[Collected data entries]
## begin

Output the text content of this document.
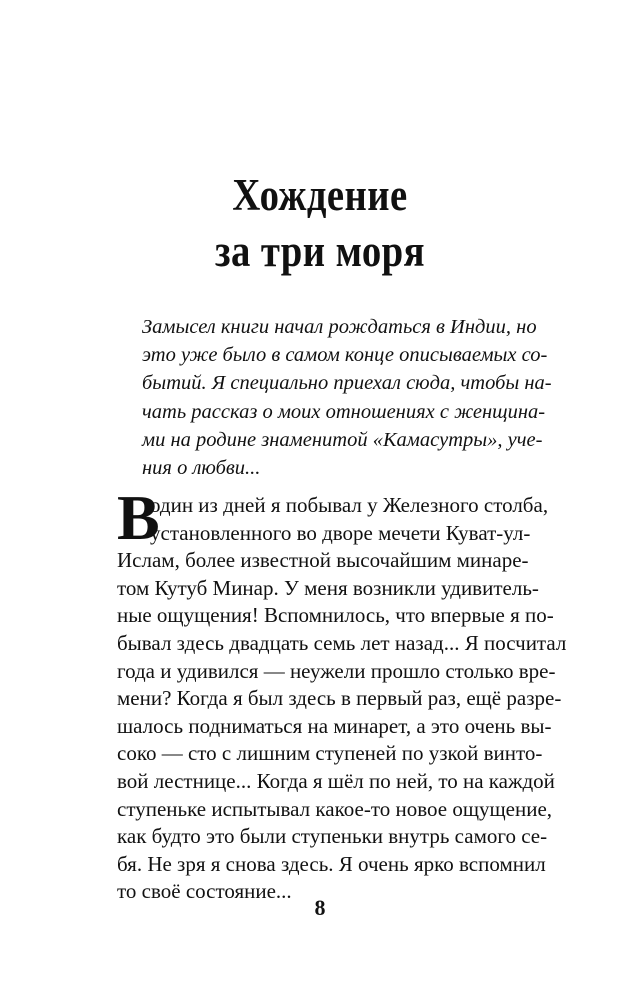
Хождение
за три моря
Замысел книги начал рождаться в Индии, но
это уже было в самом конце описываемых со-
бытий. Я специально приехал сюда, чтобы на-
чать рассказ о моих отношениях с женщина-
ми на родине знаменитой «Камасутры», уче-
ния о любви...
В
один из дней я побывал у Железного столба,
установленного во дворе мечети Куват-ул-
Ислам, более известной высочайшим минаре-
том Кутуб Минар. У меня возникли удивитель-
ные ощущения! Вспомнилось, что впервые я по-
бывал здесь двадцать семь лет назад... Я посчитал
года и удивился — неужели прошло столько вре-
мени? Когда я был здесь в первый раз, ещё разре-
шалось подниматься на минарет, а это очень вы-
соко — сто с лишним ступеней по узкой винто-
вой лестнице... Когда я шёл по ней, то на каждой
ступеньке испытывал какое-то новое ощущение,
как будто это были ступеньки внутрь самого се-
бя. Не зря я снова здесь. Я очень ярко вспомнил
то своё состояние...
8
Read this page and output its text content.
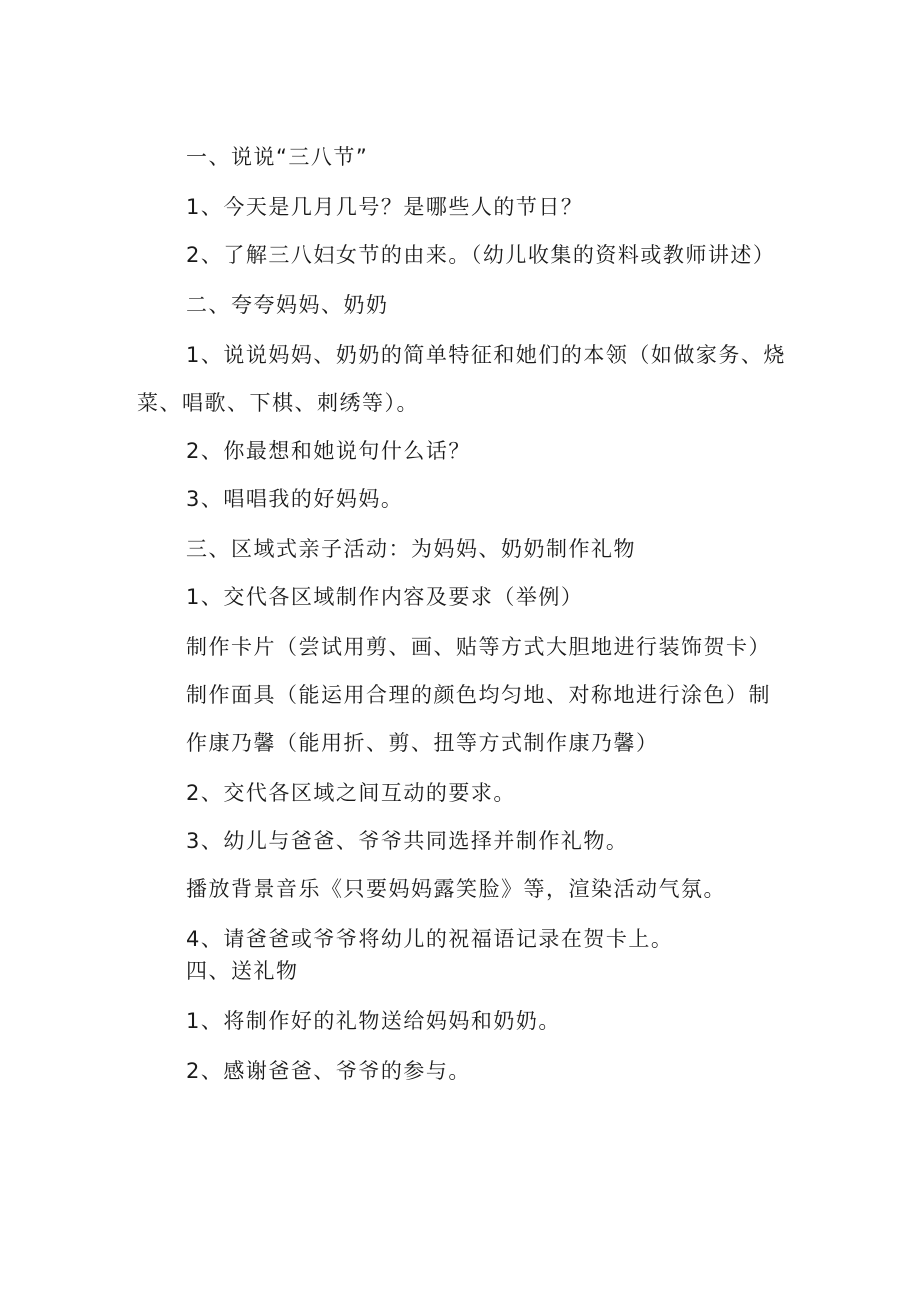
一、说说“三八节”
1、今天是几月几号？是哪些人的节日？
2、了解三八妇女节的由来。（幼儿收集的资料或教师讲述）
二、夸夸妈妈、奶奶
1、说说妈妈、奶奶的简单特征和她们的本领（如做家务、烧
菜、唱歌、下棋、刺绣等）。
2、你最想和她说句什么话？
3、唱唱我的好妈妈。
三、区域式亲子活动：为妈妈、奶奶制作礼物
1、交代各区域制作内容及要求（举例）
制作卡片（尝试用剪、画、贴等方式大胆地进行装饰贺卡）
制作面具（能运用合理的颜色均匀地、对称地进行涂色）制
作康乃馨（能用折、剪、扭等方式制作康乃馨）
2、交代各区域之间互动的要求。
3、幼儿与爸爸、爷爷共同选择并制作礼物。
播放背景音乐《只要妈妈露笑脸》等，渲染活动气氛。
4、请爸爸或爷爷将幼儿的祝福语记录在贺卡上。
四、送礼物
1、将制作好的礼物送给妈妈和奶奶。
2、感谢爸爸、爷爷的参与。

## end
## begin

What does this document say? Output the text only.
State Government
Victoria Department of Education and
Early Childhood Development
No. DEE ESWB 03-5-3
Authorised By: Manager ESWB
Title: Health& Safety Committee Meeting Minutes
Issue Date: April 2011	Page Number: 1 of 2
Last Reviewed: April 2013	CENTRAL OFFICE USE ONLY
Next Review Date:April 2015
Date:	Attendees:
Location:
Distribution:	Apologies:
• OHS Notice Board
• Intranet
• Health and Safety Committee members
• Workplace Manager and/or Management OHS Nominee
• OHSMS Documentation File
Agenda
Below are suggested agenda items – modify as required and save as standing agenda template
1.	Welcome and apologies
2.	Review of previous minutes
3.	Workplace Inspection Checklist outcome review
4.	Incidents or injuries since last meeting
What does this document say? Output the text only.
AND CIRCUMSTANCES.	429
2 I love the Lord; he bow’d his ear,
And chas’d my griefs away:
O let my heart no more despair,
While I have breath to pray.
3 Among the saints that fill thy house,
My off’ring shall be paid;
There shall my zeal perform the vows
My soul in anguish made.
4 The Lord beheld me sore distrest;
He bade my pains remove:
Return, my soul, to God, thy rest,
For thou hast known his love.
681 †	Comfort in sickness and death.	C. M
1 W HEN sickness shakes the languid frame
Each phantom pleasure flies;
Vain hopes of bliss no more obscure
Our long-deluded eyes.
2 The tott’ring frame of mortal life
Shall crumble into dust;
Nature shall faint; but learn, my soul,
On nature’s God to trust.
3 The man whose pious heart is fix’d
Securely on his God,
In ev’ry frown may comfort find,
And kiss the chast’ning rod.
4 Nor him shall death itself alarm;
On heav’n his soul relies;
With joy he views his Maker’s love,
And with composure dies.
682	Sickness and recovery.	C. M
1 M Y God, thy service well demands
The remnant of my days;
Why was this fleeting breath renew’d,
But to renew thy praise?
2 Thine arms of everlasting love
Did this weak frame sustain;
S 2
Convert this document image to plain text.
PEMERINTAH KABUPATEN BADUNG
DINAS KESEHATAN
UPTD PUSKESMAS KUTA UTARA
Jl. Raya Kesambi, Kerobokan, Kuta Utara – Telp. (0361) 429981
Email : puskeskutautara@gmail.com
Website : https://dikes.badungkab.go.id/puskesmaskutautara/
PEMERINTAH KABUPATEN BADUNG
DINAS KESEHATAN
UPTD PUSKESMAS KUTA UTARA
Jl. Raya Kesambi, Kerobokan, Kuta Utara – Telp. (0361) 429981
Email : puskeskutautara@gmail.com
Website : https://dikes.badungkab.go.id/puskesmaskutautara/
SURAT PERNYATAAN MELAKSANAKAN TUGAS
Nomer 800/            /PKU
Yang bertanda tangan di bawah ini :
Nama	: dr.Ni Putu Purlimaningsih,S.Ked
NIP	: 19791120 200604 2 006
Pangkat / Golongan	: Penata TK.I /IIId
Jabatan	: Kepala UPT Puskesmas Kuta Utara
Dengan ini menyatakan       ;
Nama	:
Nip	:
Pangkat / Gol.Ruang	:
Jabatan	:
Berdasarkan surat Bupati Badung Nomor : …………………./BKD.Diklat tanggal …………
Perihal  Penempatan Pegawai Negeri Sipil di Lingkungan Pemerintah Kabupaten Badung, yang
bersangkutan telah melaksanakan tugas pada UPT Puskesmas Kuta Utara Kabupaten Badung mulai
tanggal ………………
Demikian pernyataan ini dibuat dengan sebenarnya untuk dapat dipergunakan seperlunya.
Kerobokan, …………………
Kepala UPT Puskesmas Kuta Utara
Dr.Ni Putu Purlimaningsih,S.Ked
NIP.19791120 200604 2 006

## end

**YOUR TASK**
Tally the lines of the material above that contain the word "Date" and report the total alone.

**RESULT**
3